● The request: Reading the listing below, count the lines that contain the word "JSON" and give that count alone.

● Data supplied:
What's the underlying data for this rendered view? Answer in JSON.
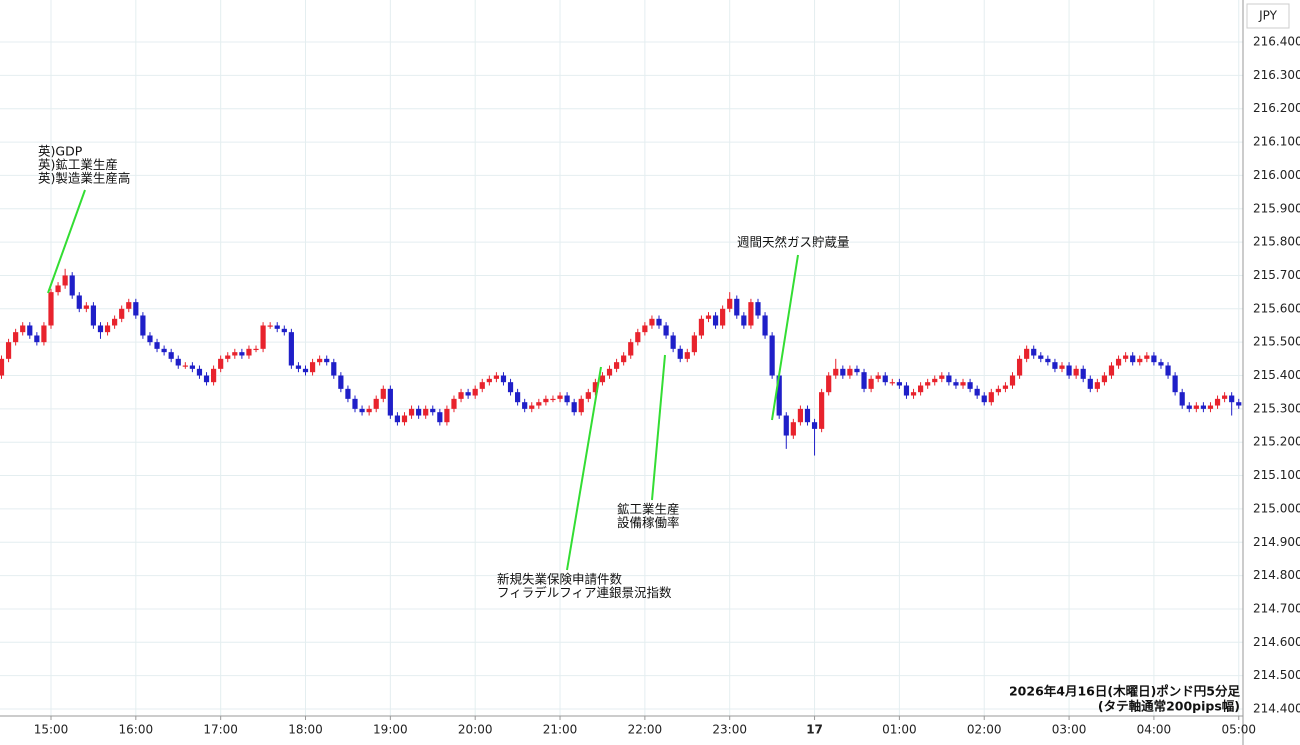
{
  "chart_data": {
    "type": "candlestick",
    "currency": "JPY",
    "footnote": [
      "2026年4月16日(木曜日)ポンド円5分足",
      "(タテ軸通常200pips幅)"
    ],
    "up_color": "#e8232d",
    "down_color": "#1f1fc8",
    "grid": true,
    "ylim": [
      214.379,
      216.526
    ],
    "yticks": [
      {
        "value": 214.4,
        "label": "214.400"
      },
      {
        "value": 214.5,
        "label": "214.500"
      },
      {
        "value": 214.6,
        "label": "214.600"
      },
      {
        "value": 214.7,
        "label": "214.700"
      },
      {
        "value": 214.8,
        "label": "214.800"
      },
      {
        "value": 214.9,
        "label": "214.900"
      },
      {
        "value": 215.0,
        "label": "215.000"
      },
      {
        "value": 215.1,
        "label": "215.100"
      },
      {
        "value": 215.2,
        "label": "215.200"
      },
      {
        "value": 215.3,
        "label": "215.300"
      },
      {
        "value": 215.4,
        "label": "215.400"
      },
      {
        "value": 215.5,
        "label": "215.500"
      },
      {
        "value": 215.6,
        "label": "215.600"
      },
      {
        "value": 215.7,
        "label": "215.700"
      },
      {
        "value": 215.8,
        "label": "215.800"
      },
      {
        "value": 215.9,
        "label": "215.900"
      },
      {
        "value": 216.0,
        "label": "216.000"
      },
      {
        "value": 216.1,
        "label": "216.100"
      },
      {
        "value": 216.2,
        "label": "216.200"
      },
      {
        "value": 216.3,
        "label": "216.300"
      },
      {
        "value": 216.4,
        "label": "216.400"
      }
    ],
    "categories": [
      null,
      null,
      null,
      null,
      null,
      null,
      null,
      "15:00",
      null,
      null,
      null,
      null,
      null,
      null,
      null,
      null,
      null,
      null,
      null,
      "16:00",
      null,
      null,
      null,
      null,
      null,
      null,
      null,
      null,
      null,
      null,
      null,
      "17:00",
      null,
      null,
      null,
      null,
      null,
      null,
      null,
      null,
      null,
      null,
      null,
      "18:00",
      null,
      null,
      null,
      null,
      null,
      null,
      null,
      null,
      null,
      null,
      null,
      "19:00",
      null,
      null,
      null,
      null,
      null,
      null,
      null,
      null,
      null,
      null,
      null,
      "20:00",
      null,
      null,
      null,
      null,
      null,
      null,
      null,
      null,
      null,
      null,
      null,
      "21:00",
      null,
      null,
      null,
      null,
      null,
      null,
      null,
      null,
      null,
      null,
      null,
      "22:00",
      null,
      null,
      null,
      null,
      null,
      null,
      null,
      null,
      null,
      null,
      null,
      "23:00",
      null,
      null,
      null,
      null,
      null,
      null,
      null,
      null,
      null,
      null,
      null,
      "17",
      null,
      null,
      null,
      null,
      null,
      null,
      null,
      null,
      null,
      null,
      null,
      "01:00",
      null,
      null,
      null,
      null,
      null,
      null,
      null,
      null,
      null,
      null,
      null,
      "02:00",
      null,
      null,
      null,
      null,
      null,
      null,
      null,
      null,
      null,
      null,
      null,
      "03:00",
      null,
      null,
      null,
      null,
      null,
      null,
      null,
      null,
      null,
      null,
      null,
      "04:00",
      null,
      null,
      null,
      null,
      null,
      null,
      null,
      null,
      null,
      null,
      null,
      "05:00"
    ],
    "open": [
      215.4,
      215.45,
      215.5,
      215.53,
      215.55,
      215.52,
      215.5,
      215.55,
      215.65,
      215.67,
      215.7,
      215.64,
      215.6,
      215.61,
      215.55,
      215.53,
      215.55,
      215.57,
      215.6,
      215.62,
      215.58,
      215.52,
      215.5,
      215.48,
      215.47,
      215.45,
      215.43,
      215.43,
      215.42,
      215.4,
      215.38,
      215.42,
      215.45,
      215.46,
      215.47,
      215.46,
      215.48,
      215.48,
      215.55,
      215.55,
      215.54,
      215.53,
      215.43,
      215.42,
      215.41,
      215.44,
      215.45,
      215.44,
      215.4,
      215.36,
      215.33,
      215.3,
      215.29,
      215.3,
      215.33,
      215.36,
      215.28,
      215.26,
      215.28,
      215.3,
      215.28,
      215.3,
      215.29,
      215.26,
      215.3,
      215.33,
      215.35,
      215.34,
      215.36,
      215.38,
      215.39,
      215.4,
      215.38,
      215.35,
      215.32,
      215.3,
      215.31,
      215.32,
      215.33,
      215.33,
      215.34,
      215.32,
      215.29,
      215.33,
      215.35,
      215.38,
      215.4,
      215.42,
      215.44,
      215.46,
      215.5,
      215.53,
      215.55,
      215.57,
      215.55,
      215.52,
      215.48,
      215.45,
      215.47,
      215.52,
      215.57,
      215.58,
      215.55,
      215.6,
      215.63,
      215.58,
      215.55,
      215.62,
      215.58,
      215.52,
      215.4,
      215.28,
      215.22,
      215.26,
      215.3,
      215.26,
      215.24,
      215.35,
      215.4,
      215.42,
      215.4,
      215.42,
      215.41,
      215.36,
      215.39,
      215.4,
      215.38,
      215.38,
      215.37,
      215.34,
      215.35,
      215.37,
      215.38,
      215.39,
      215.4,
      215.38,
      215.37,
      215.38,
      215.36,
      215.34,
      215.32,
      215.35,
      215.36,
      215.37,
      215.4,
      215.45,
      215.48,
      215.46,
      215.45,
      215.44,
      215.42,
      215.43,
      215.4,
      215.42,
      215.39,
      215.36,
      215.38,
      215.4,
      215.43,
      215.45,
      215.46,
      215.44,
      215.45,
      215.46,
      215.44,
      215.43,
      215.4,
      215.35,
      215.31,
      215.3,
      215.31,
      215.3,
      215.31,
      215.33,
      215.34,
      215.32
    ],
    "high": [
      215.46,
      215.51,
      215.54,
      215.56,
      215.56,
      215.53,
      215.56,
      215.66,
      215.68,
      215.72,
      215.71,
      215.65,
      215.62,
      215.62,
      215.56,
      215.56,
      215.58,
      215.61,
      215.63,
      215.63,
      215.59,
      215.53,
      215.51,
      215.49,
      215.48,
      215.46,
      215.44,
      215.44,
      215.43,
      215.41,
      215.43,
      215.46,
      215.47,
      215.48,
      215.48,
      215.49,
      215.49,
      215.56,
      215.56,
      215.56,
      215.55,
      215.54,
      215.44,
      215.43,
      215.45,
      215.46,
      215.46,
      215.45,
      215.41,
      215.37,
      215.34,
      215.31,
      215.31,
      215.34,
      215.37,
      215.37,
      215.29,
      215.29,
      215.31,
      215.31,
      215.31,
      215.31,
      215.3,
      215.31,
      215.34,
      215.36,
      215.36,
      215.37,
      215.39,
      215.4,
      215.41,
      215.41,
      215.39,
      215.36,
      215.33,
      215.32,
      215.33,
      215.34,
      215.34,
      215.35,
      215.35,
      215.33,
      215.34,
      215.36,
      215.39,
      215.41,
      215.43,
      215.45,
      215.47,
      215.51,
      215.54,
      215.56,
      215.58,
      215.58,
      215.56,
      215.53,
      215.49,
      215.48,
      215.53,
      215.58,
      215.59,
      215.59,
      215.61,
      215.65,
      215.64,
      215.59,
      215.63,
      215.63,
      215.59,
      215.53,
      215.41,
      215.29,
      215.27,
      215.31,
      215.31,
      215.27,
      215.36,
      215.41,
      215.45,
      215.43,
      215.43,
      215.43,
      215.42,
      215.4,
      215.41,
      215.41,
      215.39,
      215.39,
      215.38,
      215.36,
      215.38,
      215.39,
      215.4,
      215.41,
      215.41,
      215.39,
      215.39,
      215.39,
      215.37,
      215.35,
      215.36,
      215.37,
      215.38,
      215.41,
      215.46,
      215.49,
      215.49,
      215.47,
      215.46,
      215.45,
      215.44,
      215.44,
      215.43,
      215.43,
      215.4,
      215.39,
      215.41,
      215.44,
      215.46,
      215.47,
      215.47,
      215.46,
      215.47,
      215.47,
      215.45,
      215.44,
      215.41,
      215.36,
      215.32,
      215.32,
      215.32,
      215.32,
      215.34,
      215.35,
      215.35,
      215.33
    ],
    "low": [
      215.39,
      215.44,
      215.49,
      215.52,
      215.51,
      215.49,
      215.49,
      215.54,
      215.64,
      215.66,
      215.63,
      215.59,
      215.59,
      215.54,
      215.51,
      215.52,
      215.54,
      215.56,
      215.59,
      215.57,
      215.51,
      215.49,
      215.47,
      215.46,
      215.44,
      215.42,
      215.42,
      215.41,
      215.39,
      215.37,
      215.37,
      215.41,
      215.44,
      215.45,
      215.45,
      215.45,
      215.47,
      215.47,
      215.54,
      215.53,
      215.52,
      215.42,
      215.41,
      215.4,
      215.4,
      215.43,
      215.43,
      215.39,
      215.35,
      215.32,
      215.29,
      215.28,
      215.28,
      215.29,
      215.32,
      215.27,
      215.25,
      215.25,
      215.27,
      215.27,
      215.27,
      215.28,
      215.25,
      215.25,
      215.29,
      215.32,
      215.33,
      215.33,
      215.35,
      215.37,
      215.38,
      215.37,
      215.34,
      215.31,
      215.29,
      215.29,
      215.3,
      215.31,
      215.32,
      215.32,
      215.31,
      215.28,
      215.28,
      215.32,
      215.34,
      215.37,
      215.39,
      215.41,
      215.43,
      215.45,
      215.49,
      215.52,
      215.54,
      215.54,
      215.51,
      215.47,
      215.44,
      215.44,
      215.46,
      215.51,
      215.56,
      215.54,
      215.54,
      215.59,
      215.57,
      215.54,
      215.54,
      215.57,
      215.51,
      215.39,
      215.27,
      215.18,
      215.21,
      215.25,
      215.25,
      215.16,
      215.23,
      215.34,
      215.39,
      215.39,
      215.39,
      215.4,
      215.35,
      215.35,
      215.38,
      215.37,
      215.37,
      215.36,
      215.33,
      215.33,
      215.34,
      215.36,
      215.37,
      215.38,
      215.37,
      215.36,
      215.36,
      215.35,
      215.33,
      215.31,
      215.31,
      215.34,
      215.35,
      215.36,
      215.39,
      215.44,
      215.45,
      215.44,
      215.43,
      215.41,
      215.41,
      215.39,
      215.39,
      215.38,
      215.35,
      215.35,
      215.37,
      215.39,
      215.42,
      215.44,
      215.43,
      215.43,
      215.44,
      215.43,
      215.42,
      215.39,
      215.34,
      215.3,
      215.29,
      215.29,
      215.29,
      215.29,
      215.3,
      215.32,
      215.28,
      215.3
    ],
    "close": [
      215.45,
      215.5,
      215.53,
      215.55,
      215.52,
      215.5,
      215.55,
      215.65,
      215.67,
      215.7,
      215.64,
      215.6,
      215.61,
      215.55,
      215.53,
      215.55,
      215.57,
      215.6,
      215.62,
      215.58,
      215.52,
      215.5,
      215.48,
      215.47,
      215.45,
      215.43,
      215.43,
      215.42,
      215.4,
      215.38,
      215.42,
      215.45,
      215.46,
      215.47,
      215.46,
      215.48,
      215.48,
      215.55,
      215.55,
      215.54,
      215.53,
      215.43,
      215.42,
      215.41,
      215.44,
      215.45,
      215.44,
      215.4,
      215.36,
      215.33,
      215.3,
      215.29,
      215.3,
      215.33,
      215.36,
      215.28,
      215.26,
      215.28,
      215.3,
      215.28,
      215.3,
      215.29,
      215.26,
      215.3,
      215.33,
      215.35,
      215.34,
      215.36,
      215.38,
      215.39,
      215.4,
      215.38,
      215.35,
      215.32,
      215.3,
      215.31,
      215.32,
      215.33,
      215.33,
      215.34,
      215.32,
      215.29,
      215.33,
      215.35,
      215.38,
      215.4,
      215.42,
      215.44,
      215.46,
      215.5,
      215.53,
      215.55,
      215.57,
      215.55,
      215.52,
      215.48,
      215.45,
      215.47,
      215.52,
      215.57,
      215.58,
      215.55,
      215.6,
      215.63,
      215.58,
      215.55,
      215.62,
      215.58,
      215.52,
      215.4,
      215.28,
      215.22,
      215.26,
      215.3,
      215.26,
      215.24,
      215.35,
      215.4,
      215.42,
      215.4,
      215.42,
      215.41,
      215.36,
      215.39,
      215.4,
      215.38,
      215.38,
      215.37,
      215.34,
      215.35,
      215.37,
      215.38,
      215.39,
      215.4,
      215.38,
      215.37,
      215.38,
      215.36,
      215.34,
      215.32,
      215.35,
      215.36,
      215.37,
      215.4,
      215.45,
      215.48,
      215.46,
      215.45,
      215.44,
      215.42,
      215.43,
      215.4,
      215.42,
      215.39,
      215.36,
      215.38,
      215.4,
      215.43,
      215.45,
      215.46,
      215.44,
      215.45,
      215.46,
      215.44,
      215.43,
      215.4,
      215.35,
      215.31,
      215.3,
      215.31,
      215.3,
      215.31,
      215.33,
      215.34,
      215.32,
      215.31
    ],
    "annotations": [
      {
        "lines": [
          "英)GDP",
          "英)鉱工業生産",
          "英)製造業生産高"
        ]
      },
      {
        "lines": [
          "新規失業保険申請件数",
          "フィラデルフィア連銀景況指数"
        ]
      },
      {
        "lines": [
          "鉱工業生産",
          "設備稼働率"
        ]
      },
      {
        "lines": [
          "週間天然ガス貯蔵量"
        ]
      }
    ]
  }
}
==
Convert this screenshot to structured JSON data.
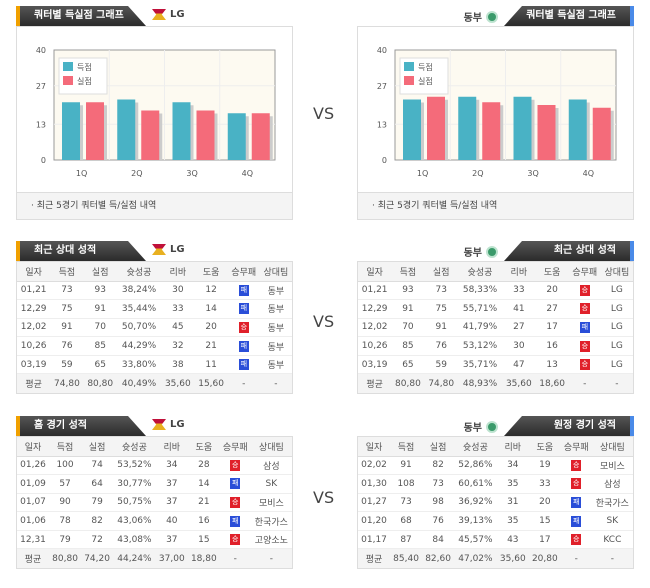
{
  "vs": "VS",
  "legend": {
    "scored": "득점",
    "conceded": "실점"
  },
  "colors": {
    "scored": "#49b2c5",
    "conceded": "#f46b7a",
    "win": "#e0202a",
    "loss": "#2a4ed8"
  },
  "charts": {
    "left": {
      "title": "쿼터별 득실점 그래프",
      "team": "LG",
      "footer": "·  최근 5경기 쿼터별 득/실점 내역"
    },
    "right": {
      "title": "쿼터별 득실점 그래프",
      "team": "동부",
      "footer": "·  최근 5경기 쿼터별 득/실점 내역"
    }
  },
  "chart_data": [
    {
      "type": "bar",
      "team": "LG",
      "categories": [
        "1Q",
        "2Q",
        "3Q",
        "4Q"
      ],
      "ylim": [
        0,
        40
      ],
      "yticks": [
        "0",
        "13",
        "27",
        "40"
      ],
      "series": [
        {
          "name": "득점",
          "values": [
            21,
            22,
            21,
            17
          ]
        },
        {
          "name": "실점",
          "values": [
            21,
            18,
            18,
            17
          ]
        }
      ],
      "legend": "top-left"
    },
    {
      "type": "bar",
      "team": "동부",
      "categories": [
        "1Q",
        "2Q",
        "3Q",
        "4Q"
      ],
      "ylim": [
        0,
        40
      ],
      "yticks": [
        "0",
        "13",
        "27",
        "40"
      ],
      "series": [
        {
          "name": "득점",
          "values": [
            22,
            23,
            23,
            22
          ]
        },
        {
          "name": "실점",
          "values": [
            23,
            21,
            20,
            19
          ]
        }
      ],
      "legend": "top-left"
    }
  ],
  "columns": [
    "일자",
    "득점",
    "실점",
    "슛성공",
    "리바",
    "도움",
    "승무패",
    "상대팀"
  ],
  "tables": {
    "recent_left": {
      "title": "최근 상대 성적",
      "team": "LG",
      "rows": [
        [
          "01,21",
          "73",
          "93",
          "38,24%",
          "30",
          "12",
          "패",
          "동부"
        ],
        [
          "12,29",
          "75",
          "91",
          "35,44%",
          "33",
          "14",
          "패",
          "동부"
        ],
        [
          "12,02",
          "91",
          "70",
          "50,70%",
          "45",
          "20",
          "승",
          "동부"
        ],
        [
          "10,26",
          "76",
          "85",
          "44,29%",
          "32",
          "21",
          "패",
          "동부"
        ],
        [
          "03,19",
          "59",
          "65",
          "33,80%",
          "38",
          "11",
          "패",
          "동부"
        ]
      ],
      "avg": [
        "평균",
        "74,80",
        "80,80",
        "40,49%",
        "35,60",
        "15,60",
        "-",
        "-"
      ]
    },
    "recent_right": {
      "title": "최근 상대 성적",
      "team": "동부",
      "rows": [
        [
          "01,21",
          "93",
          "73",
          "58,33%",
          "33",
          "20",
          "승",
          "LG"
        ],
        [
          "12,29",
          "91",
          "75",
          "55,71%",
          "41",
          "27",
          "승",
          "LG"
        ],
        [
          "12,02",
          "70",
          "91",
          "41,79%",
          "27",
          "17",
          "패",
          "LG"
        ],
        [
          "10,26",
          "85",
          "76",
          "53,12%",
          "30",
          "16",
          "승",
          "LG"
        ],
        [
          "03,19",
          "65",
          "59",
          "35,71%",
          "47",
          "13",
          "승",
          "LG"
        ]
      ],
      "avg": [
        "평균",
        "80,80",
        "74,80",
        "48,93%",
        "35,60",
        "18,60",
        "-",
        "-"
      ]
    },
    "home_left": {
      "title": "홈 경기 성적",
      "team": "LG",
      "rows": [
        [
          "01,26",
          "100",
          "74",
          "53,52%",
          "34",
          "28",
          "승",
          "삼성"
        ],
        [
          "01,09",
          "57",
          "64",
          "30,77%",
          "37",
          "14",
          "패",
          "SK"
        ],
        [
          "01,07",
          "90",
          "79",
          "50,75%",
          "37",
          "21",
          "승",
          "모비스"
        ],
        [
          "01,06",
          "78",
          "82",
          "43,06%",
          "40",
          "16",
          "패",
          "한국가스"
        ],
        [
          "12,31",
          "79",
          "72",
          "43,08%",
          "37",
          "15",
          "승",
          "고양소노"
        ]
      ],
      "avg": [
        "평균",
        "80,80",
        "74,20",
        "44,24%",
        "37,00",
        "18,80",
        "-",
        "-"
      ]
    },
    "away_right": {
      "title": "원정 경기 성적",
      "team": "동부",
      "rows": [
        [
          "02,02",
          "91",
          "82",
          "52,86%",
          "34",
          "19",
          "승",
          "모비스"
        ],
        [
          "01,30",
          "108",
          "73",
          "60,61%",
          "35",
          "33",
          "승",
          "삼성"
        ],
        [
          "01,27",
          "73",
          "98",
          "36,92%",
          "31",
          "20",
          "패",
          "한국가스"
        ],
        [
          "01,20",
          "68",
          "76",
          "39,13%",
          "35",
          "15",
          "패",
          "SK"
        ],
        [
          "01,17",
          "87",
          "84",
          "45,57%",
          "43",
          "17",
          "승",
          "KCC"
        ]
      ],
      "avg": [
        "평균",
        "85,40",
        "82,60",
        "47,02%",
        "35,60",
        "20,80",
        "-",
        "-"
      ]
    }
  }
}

● In response: 2